§ Task prompt: Wherever the word "ffffff" turns up in a line of the entries, copy that line.

+++ Information supplied +++

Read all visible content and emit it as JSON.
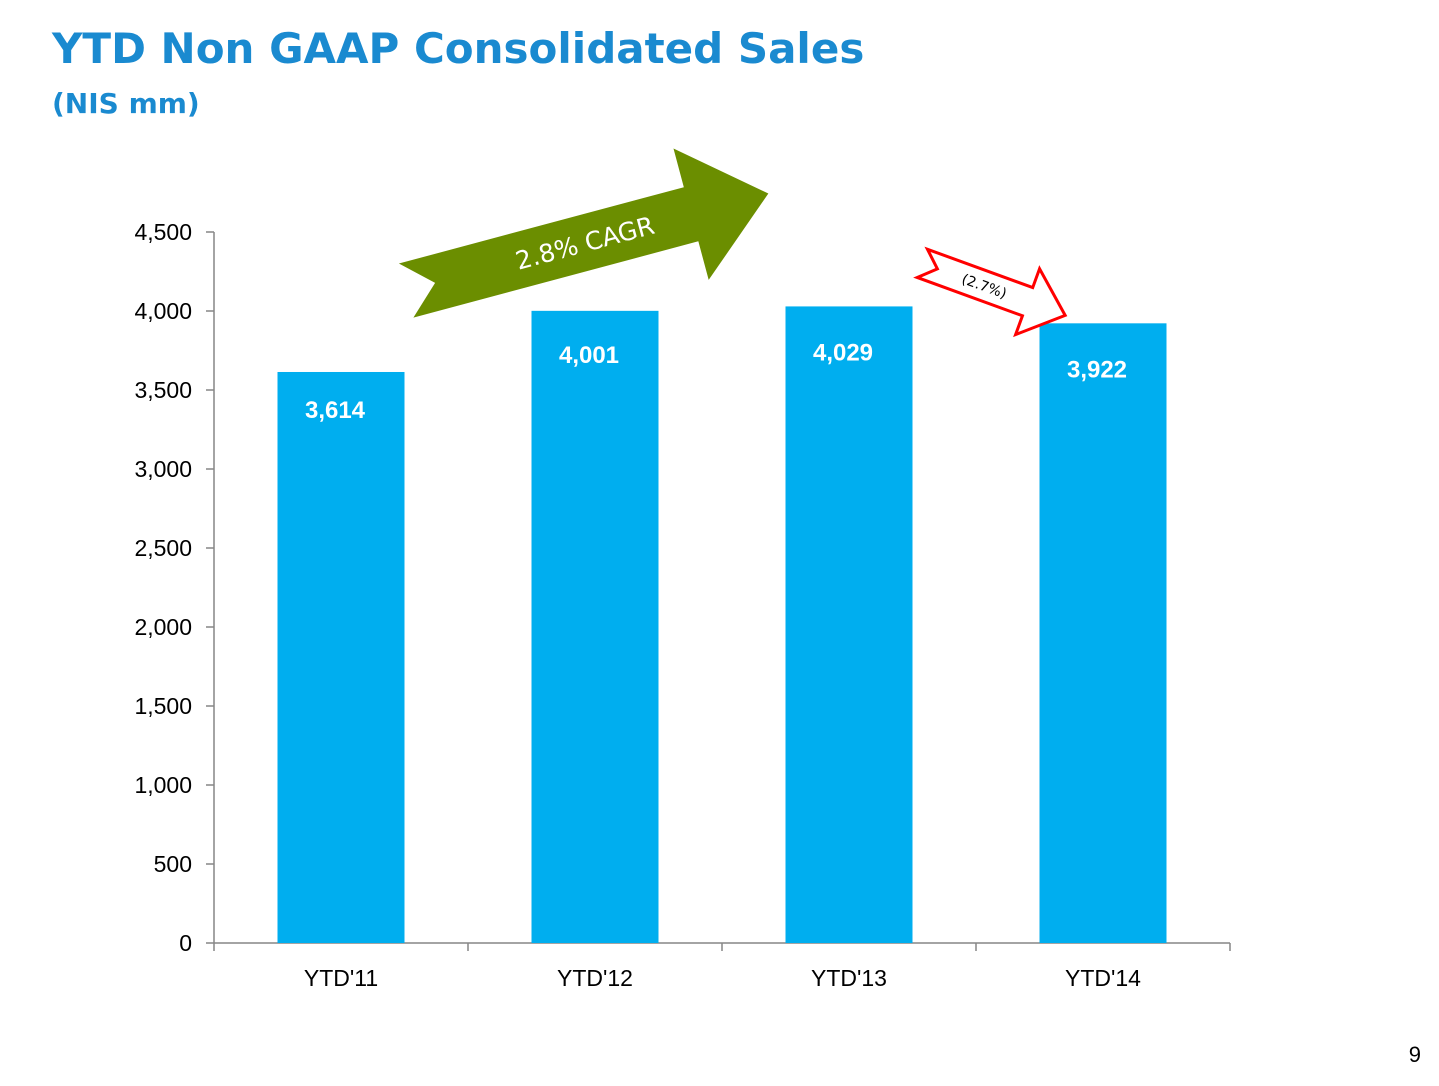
{
  "slide": {
    "title": "YTD Non GAAP Consolidated Sales",
    "subtitle": "(NIS mm)",
    "page_number": "9"
  },
  "chart_data": {
    "type": "bar",
    "title": "YTD Non GAAP Consolidated Sales",
    "subtitle": "(NIS mm)",
    "xlabel": "",
    "ylabel": "",
    "categories": [
      "YTD'11",
      "YTD'12",
      "YTD'13",
      "YTD'14"
    ],
    "values": [
      3614,
      4001,
      4029,
      3922
    ],
    "data_labels": [
      "3,614",
      "4,001",
      "4,029",
      "3,922"
    ],
    "ylim": [
      0,
      4500
    ],
    "y_ticks": [
      0,
      500,
      1000,
      1500,
      2000,
      2500,
      3000,
      3500,
      4000,
      4500
    ],
    "y_tick_labels": [
      "0",
      "500",
      "1,000",
      "1,500",
      "2,000",
      "2,500",
      "3,000",
      "3,500",
      "4,000",
      "4,500"
    ],
    "grid": false,
    "legend": "none",
    "annotations": [
      {
        "name": "cagr-arrow",
        "text": "2.8% CAGR"
      },
      {
        "name": "decline-arrow",
        "text": "(2.7%)"
      }
    ],
    "colors": {
      "bar": "#00aeef",
      "bar_label": "#ffffff",
      "cagr_arrow": "#6b8e00",
      "cagr_text": "#ffffff",
      "decline_arrow_fill": "#ffffff",
      "decline_arrow_stroke": "#ff0000",
      "decline_text": "#000000",
      "axis": "#868686",
      "tick_text": "#000000",
      "title": "#1a8ad0"
    }
  }
}
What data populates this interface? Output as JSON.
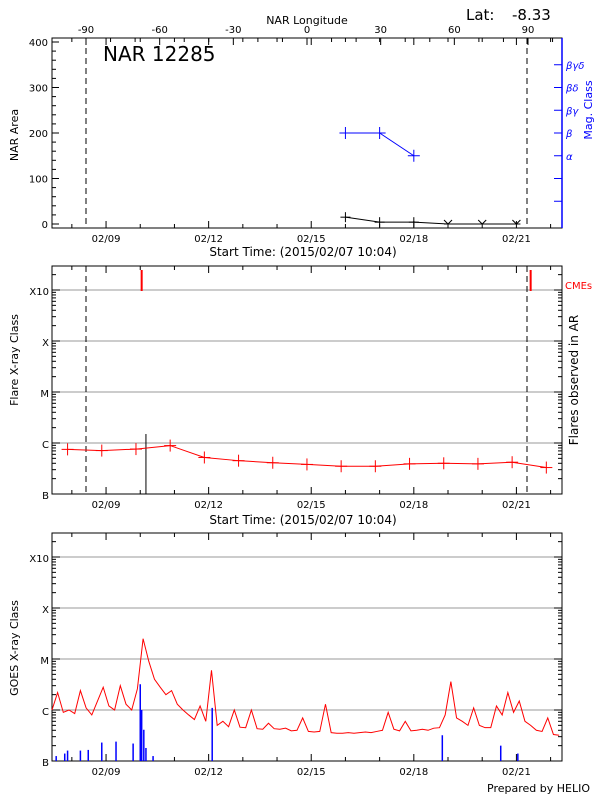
{
  "header": {
    "lat_label": "Lat:",
    "lat_value": "-8.33",
    "longitude_title": "NAR Longitude",
    "region_title": "NAR 12285",
    "footer": "Prepared by HELIO"
  },
  "colors": {
    "axis": "#000000",
    "grid": "#999999",
    "flare": "#ff0000",
    "mag_class": "#0000ff",
    "goes": "#ff0000",
    "goes_events": "#0000ff",
    "cme": "#ff0000"
  },
  "chart_data": [
    {
      "type": "line",
      "panel": "nar",
      "title": "NAR 12285",
      "xlabel": "Start Time: (2015/02/07 10:04)",
      "ylabel": "NAR Area",
      "y2label": "Mag. Class",
      "top_axis_label": "NAR Longitude",
      "xlim": [
        "2015-02-07T10:04",
        "2015-02-22T08:00"
      ],
      "x_ticks": [
        {
          "date": "2015-02-09",
          "label": "02/09"
        },
        {
          "date": "2015-02-12",
          "label": "02/12"
        },
        {
          "date": "2015-02-15",
          "label": "02/15"
        },
        {
          "date": "2015-02-18",
          "label": "02/18"
        },
        {
          "date": "2015-02-21",
          "label": "02/21"
        }
      ],
      "ylim": [
        0,
        400
      ],
      "y_ticks": [
        "0",
        "100",
        "200",
        "300",
        "400"
      ],
      "longitude_ticks": [
        "-90",
        "-60",
        "-30",
        "0",
        "30",
        "60",
        "90"
      ],
      "longitude_limb_dates": [
        "2015-02-08T05:00",
        "2015-02-21T10:00"
      ],
      "mag_class_ticks": [
        "",
        "",
        "α",
        "β",
        "βγ",
        "βδ",
        "βγδ"
      ],
      "series": [
        {
          "name": "NAR Area",
          "color": "#000000",
          "x": [
            "2015-02-16T00:00",
            "2015-02-17T00:00",
            "2015-02-18T00:00",
            "2015-02-19T00:00",
            "2015-02-20T00:00",
            "2015-02-21T00:00"
          ],
          "y": [
            15,
            4,
            4,
            0,
            0,
            0
          ]
        },
        {
          "name": "Mag. Class",
          "color": "#0000ff",
          "x": [
            "2015-02-16T00:00",
            "2015-02-17T00:00",
            "2015-02-18T00:00"
          ],
          "y": [
            "β",
            "β",
            "α"
          ]
        }
      ]
    },
    {
      "type": "line",
      "panel": "flares",
      "xlabel": "Start Time: (2015/02/07 10:04)",
      "ylabel": "Flare X-ray Class",
      "y2label": "Flares observed in AR",
      "cme_label": "CMEs",
      "yscale": "log",
      "class_ticks": [
        {
          "label": "B",
          "value": 1e-07
        },
        {
          "label": "C",
          "value": 1e-06
        },
        {
          "label": "M",
          "value": 1e-05
        },
        {
          "label": "X",
          "value": 0.0001
        },
        {
          "label": "X10",
          "value": 0.001
        }
      ],
      "grid": true,
      "series": [
        {
          "name": "background",
          "color": "#ff0000",
          "x": [
            "2015-02-07T21:00",
            "2015-02-08T21:00",
            "2015-02-09T21:00",
            "2015-02-10T21:00",
            "2015-02-11T21:00",
            "2015-02-12T21:00",
            "2015-02-13T21:00",
            "2015-02-14T21:00",
            "2015-02-15T21:00",
            "2015-02-16T21:00",
            "2015-02-17T21:00",
            "2015-02-18T21:00",
            "2015-02-19T21:00",
            "2015-02-20T21:00",
            "2015-02-21T21:00"
          ],
          "y": [
            7.5e-07,
            7.1e-07,
            7.6e-07,
            8.9e-07,
            5.2e-07,
            4.5e-07,
            4.1e-07,
            3.8e-07,
            3.5e-07,
            3.5e-07,
            3.9e-07,
            4e-07,
            3.9e-07,
            4.2e-07,
            3.3e-07
          ]
        }
      ],
      "flares_in_ar": [
        {
          "date": "2015-02-10T04:00",
          "value": 1.5e-06
        }
      ],
      "cmes": [
        "2015-02-10T01:00",
        "2015-02-21T10:00"
      ]
    },
    {
      "type": "line",
      "panel": "goes",
      "ylabel": "GOES X-ray Class",
      "yscale": "log",
      "grid": true,
      "goes_flux": {
        "start": "2015-02-07T10:00",
        "step_hours": 4,
        "color": "#ff0000",
        "values": [
          1e-06,
          2.2e-06,
          9e-07,
          1e-06,
          8.5e-07,
          2.4e-06,
          1.1e-06,
          8e-07,
          1.5e-06,
          2.8e-06,
          1.2e-06,
          1e-06,
          3e-06,
          1.3e-06,
          1e-06,
          2.6e-06,
          2.5e-05,
          9e-06,
          4e-06,
          2.8e-06,
          2e-06,
          2.4e-06,
          1.3e-06,
          1e-06,
          8e-07,
          6.5e-07,
          1.2e-06,
          6e-07,
          6e-06,
          5e-07,
          6e-07,
          4.7e-07,
          1e-06,
          4.6e-07,
          4.5e-07,
          1e-06,
          4.3e-07,
          4.2e-07,
          5.5e-07,
          4.3e-07,
          4.2e-07,
          4.4e-07,
          3.9e-07,
          4e-07,
          7e-07,
          3.8e-07,
          3.7e-07,
          3.8e-07,
          1.3e-06,
          3.6e-07,
          3.5e-07,
          3.5e-07,
          3.6e-07,
          3.5e-07,
          3.6e-07,
          3.7e-07,
          3.6e-07,
          3.8e-07,
          4e-07,
          9e-07,
          4.2e-07,
          3.9e-07,
          6e-07,
          3.9e-07,
          4e-07,
          4.2e-07,
          4e-07,
          4.4e-07,
          4.5e-07,
          8e-07,
          3.6e-06,
          7e-07,
          6e-07,
          5e-07,
          1.1e-06,
          5e-07,
          4.5e-07,
          4.5e-07,
          1.2e-06,
          8e-07,
          2.2e-06,
          9e-07,
          1.5e-06,
          6e-07,
          5e-07,
          4e-07,
          3.8e-07,
          7e-07,
          3.3e-07,
          3.2e-07
        ]
      },
      "flare_events": {
        "color": "#0000ff",
        "x": [
          "2015-02-07T13:00",
          "2015-02-07T19:00",
          "2015-02-07T21:00",
          "2015-02-08T06:00",
          "2015-02-08T11:30",
          "2015-02-08T21:00",
          "2015-02-09T07:00",
          "2015-02-09T19:00",
          "2015-02-10T00:00",
          "2015-02-10T01:00",
          "2015-02-10T02:30",
          "2015-02-10T04:00",
          "2015-02-10T09:00",
          "2015-02-12T02:30",
          "2015-02-18T20:00",
          "2015-02-20T13:00",
          "2015-02-21T01:00"
        ],
        "y": [
          1.25e-07,
          1.4e-07,
          1.6e-07,
          1.6e-07,
          1.65e-07,
          2.3e-07,
          2.4e-07,
          2.2e-07,
          3.2e-06,
          1e-06,
          4.1e-07,
          1.8e-07,
          1.25e-07,
          1.1e-06,
          3.2e-07,
          2e-07,
          1.4e-07
        ]
      }
    }
  ]
}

+++

§ Finished task:
      "bar_label": "#ffffff",
      "cagr_text": "#ffffff",
      "decline_arrow_fill": "#ffffff",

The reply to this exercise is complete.